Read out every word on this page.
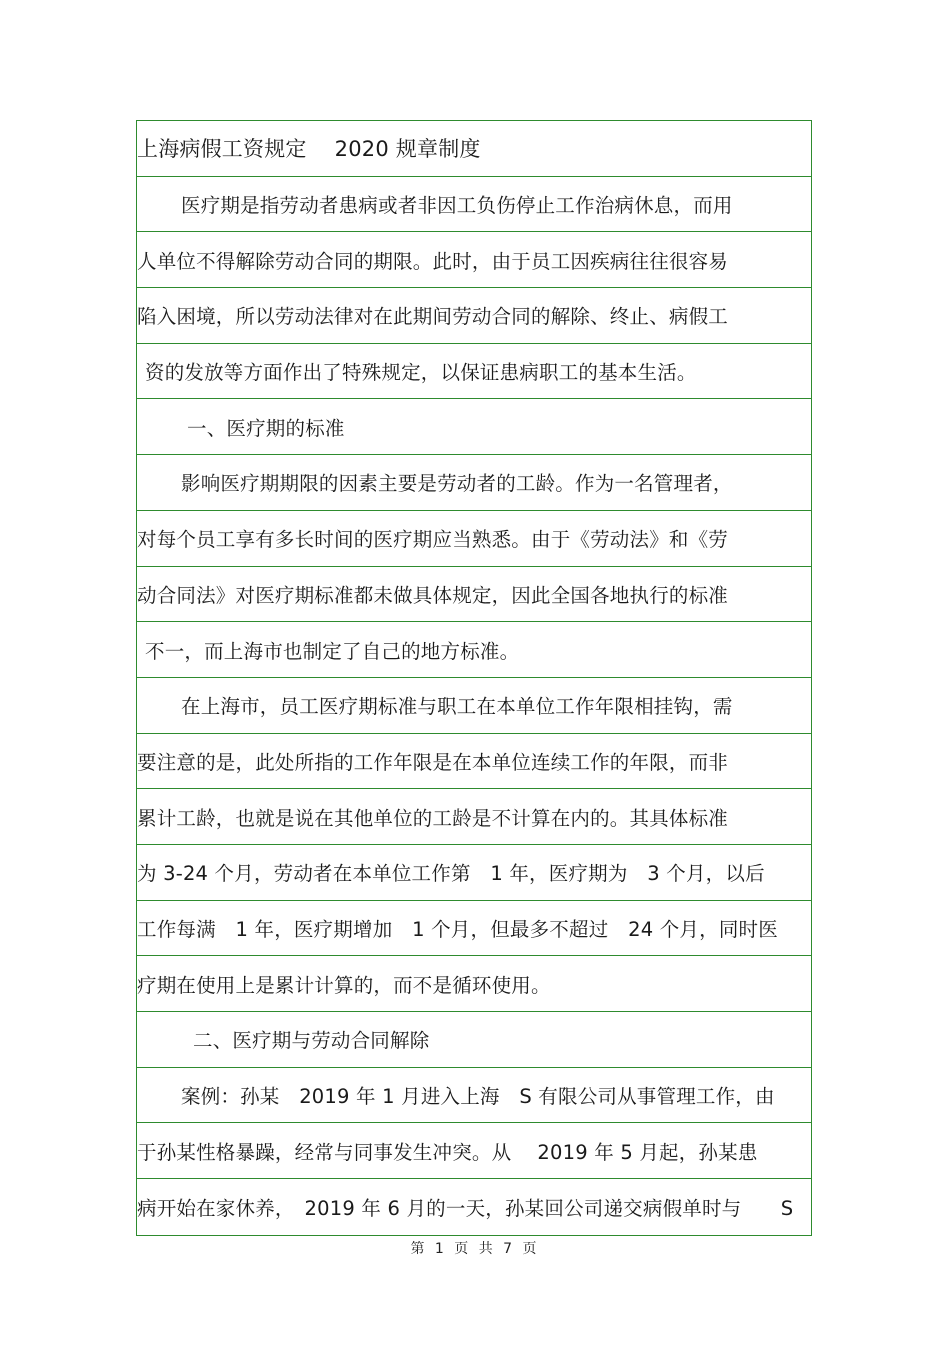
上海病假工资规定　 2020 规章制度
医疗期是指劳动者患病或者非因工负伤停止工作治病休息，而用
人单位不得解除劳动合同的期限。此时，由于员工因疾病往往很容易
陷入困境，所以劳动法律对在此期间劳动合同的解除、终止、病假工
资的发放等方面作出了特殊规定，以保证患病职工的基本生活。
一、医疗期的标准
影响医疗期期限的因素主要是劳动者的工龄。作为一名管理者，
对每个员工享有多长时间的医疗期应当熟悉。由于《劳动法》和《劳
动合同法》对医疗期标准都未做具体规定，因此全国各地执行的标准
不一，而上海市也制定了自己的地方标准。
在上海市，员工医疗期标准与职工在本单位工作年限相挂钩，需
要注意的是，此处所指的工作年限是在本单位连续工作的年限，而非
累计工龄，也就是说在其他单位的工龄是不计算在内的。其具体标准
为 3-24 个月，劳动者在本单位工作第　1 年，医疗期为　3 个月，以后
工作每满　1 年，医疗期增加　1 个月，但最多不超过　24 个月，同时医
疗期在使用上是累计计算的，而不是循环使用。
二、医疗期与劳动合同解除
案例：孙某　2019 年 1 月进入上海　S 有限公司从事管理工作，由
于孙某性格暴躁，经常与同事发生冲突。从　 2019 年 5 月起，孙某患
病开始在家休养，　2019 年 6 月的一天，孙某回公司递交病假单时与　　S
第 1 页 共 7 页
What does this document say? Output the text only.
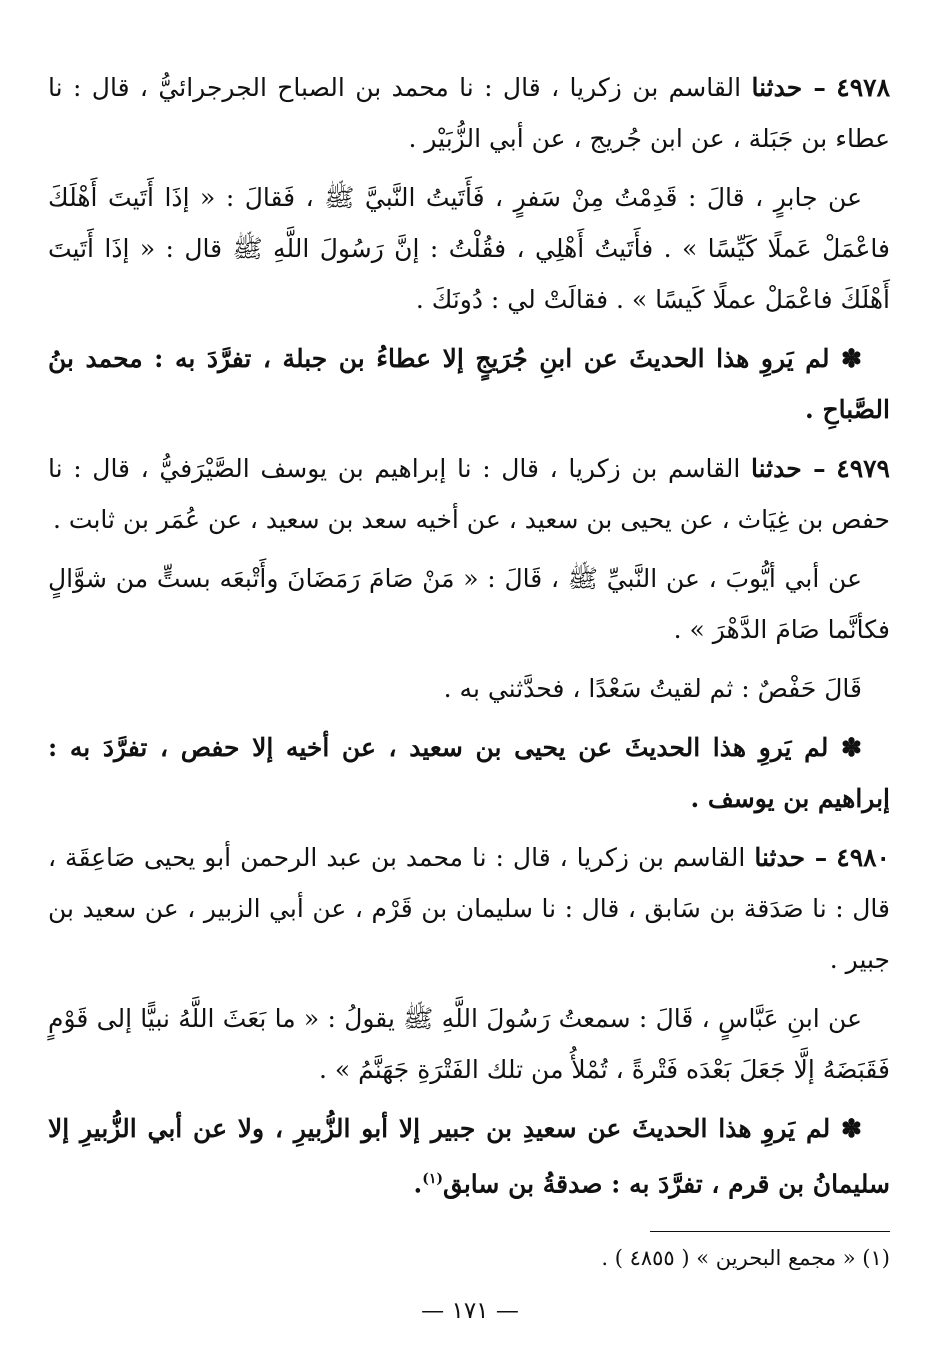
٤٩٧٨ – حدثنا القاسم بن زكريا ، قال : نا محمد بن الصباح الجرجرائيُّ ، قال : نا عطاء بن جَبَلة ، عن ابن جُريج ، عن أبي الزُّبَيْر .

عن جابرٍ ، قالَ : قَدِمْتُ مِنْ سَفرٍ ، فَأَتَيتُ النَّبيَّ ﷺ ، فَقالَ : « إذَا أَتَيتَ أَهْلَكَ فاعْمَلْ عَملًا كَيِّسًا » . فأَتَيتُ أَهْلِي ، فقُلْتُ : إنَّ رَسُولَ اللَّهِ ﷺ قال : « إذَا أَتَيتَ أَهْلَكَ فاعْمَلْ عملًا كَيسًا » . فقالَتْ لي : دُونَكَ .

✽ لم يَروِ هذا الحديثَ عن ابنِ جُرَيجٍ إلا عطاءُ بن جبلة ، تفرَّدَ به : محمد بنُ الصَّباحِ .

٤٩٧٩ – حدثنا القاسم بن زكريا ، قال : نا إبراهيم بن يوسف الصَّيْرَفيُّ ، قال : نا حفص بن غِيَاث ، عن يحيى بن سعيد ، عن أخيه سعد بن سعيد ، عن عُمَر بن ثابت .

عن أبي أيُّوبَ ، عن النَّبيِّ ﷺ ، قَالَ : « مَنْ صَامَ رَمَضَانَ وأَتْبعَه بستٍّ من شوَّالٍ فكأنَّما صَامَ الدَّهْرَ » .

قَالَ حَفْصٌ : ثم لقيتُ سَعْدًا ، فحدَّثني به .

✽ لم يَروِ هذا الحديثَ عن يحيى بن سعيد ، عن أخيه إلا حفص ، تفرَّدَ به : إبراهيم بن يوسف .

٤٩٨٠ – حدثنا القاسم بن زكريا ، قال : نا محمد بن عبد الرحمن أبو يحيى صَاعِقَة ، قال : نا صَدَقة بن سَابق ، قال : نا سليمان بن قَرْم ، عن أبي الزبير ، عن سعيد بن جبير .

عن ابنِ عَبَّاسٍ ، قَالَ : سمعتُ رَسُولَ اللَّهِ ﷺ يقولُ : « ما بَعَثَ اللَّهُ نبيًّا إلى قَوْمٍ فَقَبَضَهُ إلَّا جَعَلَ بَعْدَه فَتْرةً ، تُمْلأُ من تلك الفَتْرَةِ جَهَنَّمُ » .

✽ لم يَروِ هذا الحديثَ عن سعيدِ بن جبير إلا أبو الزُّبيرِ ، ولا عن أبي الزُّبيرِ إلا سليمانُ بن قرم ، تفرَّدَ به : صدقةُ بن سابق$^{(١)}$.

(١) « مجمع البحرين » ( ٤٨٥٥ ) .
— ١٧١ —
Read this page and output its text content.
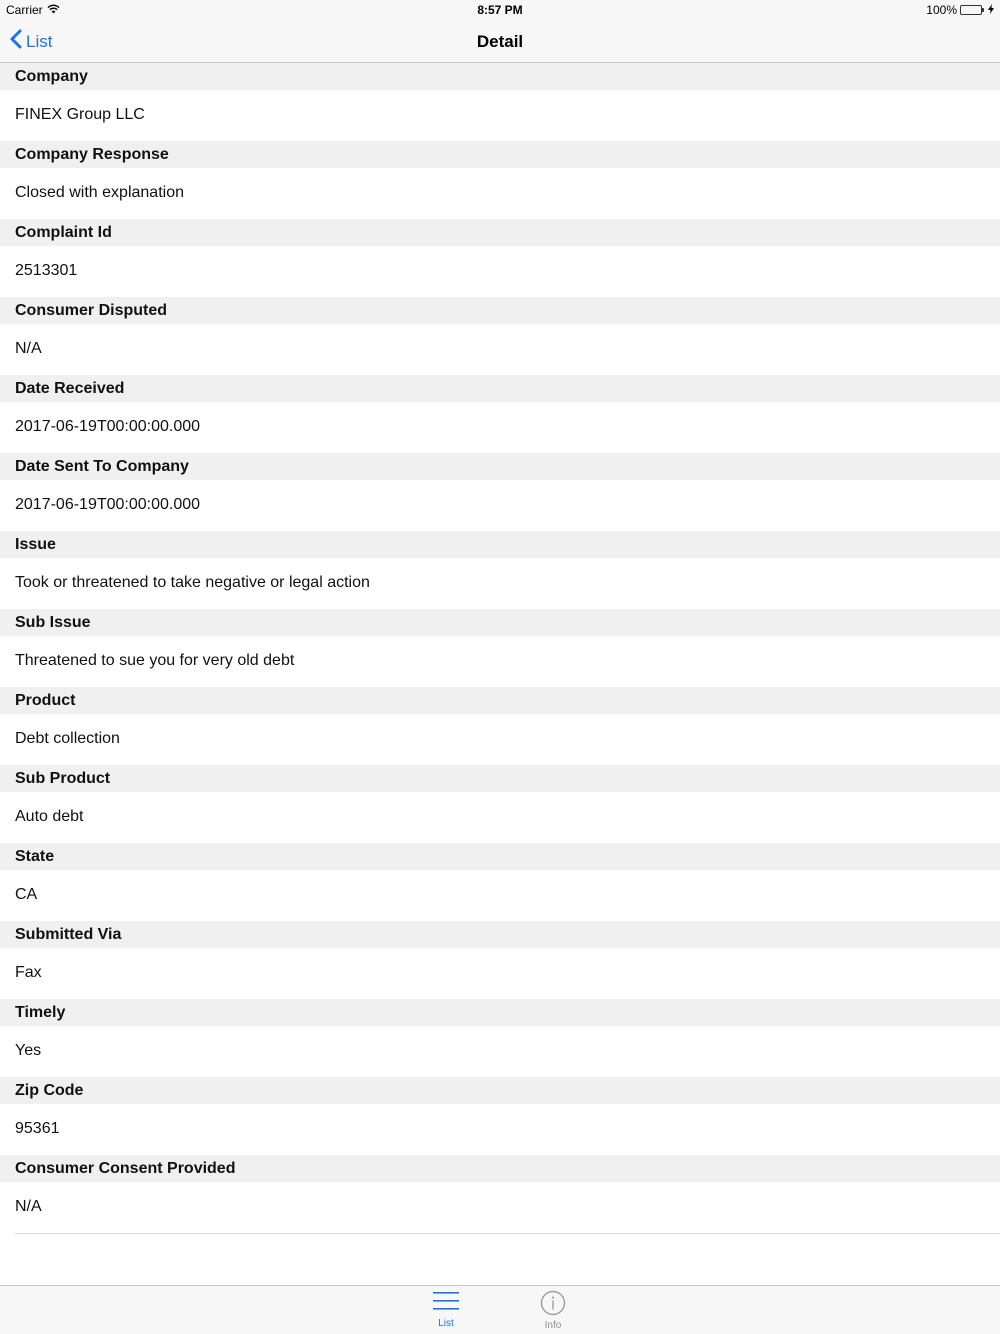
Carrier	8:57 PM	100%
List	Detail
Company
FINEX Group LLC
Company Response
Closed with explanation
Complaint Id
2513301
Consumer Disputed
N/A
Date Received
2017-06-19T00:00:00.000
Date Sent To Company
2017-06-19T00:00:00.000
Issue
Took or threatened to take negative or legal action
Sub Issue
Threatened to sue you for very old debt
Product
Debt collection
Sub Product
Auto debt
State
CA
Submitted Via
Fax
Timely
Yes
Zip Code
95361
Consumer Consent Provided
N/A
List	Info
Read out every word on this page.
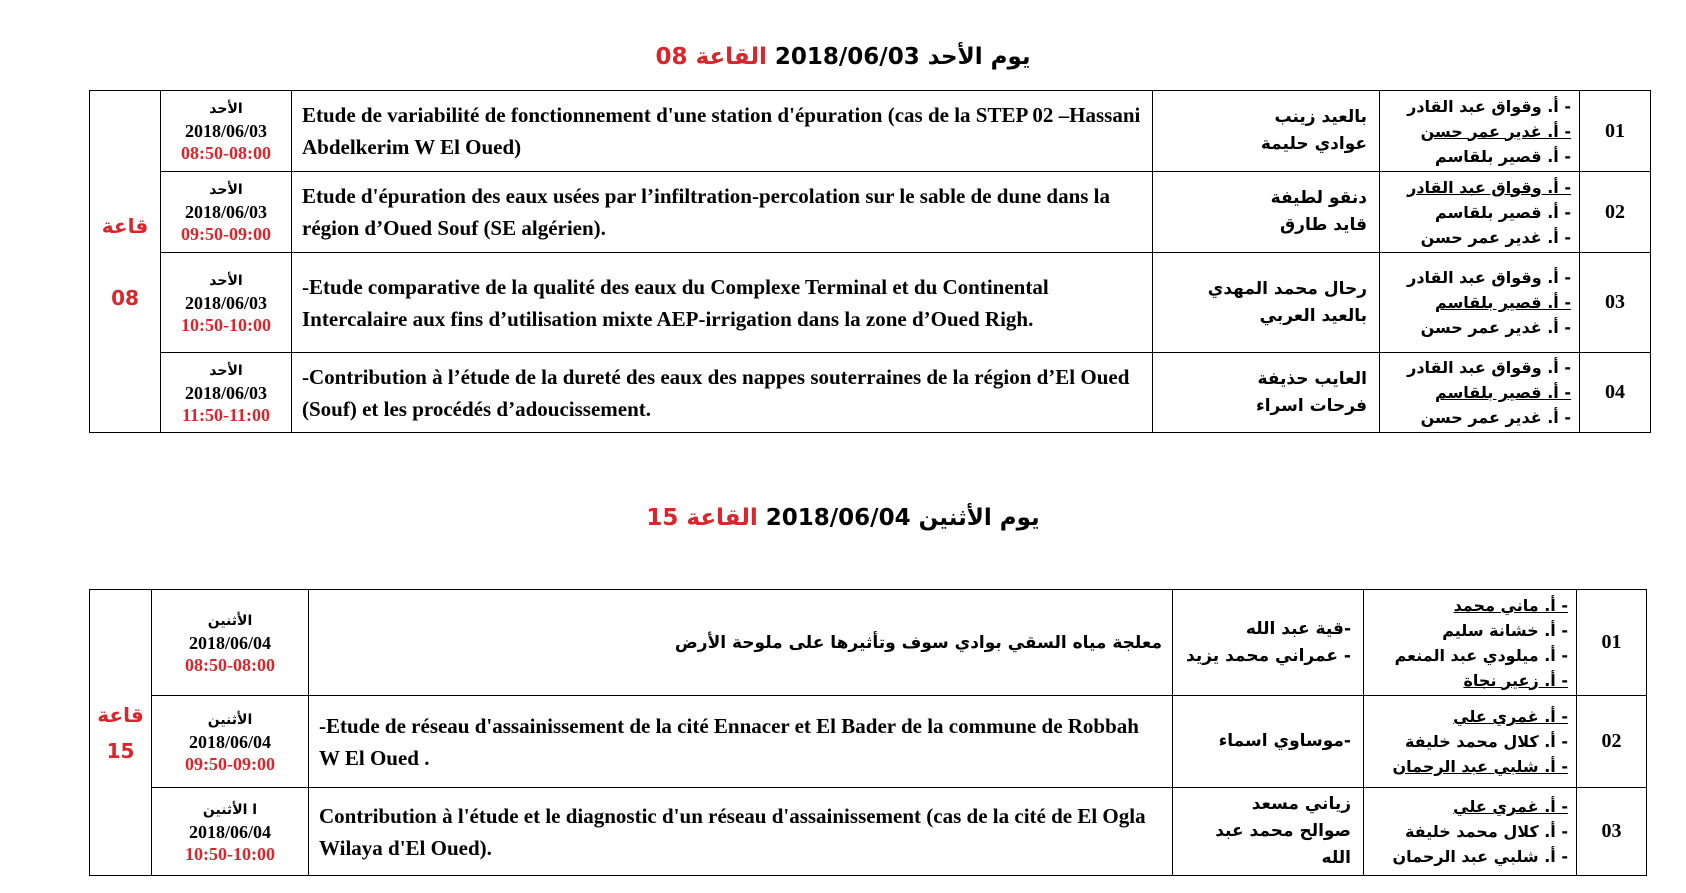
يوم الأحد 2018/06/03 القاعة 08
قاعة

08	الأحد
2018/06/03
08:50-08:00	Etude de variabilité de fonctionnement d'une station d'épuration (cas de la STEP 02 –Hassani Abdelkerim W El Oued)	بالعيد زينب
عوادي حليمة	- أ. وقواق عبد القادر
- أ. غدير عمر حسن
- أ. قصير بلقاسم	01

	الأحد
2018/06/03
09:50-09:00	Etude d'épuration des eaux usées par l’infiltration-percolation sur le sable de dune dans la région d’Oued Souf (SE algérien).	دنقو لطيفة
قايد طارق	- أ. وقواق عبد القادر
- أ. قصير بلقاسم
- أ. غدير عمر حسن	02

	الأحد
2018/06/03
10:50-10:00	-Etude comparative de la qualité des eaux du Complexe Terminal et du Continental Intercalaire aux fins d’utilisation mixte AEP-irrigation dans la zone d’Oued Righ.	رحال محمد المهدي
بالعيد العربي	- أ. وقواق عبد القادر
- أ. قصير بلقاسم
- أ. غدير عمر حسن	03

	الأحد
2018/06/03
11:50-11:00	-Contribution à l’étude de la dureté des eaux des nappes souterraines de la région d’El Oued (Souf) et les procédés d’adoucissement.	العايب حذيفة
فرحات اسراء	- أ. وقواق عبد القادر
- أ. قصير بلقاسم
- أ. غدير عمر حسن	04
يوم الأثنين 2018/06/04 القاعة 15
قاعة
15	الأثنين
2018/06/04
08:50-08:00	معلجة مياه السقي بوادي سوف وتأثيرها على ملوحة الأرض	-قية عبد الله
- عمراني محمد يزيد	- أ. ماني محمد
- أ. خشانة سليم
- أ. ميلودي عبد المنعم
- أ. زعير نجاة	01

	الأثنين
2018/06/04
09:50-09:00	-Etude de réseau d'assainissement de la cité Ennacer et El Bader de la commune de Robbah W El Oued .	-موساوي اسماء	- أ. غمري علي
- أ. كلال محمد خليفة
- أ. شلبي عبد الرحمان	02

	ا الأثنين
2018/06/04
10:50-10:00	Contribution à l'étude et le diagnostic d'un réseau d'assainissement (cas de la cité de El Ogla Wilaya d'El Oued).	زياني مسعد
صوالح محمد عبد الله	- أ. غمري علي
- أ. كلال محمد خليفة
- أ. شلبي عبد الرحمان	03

**YOUR TASK**
Restate the listing above word for word, and skip the pictures.

**CORRECT RESPONSE**
Read out every word on this page.
上海病假工资规定　 2020 规章制度
医疗期是指劳动者患病或者非因工负伤停止工作治病休息，而用
人单位不得解除劳动合同的期限。此时，由于员工因疾病往往很容易
陷入困境，所以劳动法律对在此期间劳动合同的解除、终止、病假工
资的发放等方面作出了特殊规定，以保证患病职工的基本生活。
一、医疗期的标准
影响医疗期期限的因素主要是劳动者的工龄。作为一名管理者，
对每个员工享有多长时间的医疗期应当熟悉。由于《劳动法》和《劳
动合同法》对医疗期标准都未做具体规定，因此全国各地执行的标准
不一，而上海市也制定了自己的地方标准。
在上海市，员工医疗期标准与职工在本单位工作年限相挂钩，需
要注意的是，此处所指的工作年限是在本单位连续工作的年限，而非
累计工龄，也就是说在其他单位的工龄是不计算在内的。其具体标准
为 3-24 个月，劳动者在本单位工作第　1 年，医疗期为　3 个月，以后
工作每满　1 年，医疗期增加　1 个月，但最多不超过　24 个月，同时医
疗期在使用上是累计计算的，而不是循环使用。
二、医疗期与劳动合同解除
案例：孙某　2019 年 1 月进入上海　S 有限公司从事管理工作，由
于孙某性格暴躁，经常与同事发生冲突。从　 2019 年 5 月起，孙某患
病开始在家休养，　2019 年 6 月的一天，孙某回公司递交病假单时与　　S
第 1 页 共 7 页
What does this document say? Output the text only.
٤٩٧٨ – حدثنا القاسم بن زكريا ، قال : نا محمد بن الصباح الجرجرائيُّ ، قال : نا عطاء بن جَبَلة ، عن ابن جُريج ، عن أبي الزُّبَيْر .

عن جابرٍ ، قالَ : قَدِمْتُ مِنْ سَفرٍ ، فَأَتَيتُ النَّبيَّ ﷺ ، فَقالَ : « إذَا أَتَيتَ أَهْلَكَ فاعْمَلْ عَملًا كَيِّسًا » . فأَتَيتُ أَهْلِي ، فقُلْتُ : إنَّ رَسُولَ اللَّهِ ﷺ قال : « إذَا أَتَيتَ أَهْلَكَ فاعْمَلْ عملًا كَيسًا » . فقالَتْ لي : دُونَكَ .

✽ لم يَروِ هذا الحديثَ عن ابنِ جُرَيجٍ إلا عطاءُ بن جبلة ، تفرَّدَ به : محمد بنُ الصَّباحِ .

٤٩٧٩ – حدثنا القاسم بن زكريا ، قال : نا إبراهيم بن يوسف الصَّيْرَفيُّ ، قال : نا حفص بن غِيَاث ، عن يحيى بن سعيد ، عن أخيه سعد بن سعيد ، عن عُمَر بن ثابت .

عن أبي أيُّوبَ ، عن النَّبيِّ ﷺ ، قَالَ : « مَنْ صَامَ رَمَضَانَ وأَتْبعَه بستٍّ من شوَّالٍ فكأنَّما صَامَ الدَّهْرَ » .

قَالَ حَفْصٌ : ثم لقيتُ سَعْدًا ، فحدَّثني به .

✽ لم يَروِ هذا الحديثَ عن يحيى بن سعيد ، عن أخيه إلا حفص ، تفرَّدَ به : إبراهيم بن يوسف .

٤٩٨٠ – حدثنا القاسم بن زكريا ، قال : نا محمد بن عبد الرحمن أبو يحيى صَاعِقَة ، قال : نا صَدَقة بن سَابق ، قال : نا سليمان بن قَرْم ، عن أبي الزبير ، عن سعيد بن جبير .

عن ابنِ عَبَّاسٍ ، قَالَ : سمعتُ رَسُولَ اللَّهِ ﷺ يقولُ : « ما بَعَثَ اللَّهُ نبيًّا إلى قَوْمٍ فَقَبَضَهُ إلَّا جَعَلَ بَعْدَه فَتْرةً ، تُمْلأُ من تلك الفَتْرَةِ جَهَنَّمُ » .

✽ لم يَروِ هذا الحديثَ عن سعيدِ بن جبير إلا أبو الزُّبيرِ ، ولا عن أبي الزُّبيرِ إلا سليمانُ بن قرم ، تفرَّدَ به : صدقةُ بن سابق$^{(١)}$.

(١) « مجمع البحرين » ( ٤٨٥٥ ) .
— ١٧١ —
Read this page and output its text content.
Carrier	8:57 PM	100%
List	Detail
Company
FINEX Group LLC
Company Response
Closed with explanation
Complaint Id
2513301
Consumer Disputed
N/A
Date Received
2017-06-19T00:00:00.000
Date Sent To Company
2017-06-19T00:00:00.000
Issue
Took or threatened to take negative or legal action
Sub Issue
Threatened to sue you for very old debt
Product
Debt collection
Sub Product
Auto debt
State
CA
Submitted Via
Fax
Timely
Yes
Zip Code
95361
Consumer Consent Provided
N/A
List	Info
Read out every word on this page.
يوم الأحد 2018/06/03 القاعة 08
قاعة

08	الأحد
2018/06/03
08:50-08:00	Etude de variabilité de fonctionnement d'une station d'épuration (cas de la STEP 02 –Hassani Abdelkerim W El Oued)	بالعيد زينب
عوادي حليمة	- أ. وقواق عبد القادر
- أ. غدير عمر حسن
- أ. قصير بلقاسم	01

	الأحد
2018/06/03
09:50-09:00	Etude d'épuration des eaux usées par l’infiltration-percolation sur le sable de dune dans la région d’Oued Souf (SE algérien).	دنقو لطيفة
قايد طارق	- أ. وقواق عبد القادر
- أ. قصير بلقاسم
- أ. غدير عمر حسن	02

	الأحد
2018/06/03
10:50-10:00	-Etude comparative de la qualité des eaux du Complexe Terminal et du Continental Intercalaire aux fins d’utilisation mixte AEP-irrigation dans la zone d’Oued Righ.	رحال محمد المهدي
بالعيد العربي	- أ. وقواق عبد القادر
- أ. قصير بلقاسم
- أ. غدير عمر حسن	03

	الأحد
2018/06/03
11:50-11:00	-Contribution à l’étude de la dureté des eaux des nappes souterraines de la région d’El Oued (Souf) et les procédés d’adoucissement.	العايب حذيفة
فرحات اسراء	- أ. وقواق عبد القادر
- أ. قصير بلقاسم
- أ. غدير عمر حسن	04
يوم الأثنين 2018/06/04 القاعة 15
قاعة
15	الأثنين
2018/06/04
08:50-08:00	معلجة مياه السقي بوادي سوف وتأثيرها على ملوحة الأرض	-قية عبد الله
- عمراني محمد يزيد	- أ. ماني محمد
- أ. خشانة سليم
- أ. ميلودي عبد المنعم
- أ. زعير نجاة	01

	الأثنين
2018/06/04
09:50-09:00	-Etude de réseau d'assainissement de la cité Ennacer et El Bader de la commune de Robbah W El Oued .	-موساوي اسماء	- أ. غمري علي
- أ. كلال محمد خليفة
- أ. شلبي عبد الرحمان	02

	ا الأثنين
2018/06/04
10:50-10:00	Contribution à l'étude et le diagnostic d'un réseau d'assainissement (cas de la cité de El Ogla Wilaya d'El Oued).	زياني مسعد
صوالح محمد عبد الله	- أ. غمري علي
- أ. كلال محمد خليفة
- أ. شلبي عبد الرحمان	03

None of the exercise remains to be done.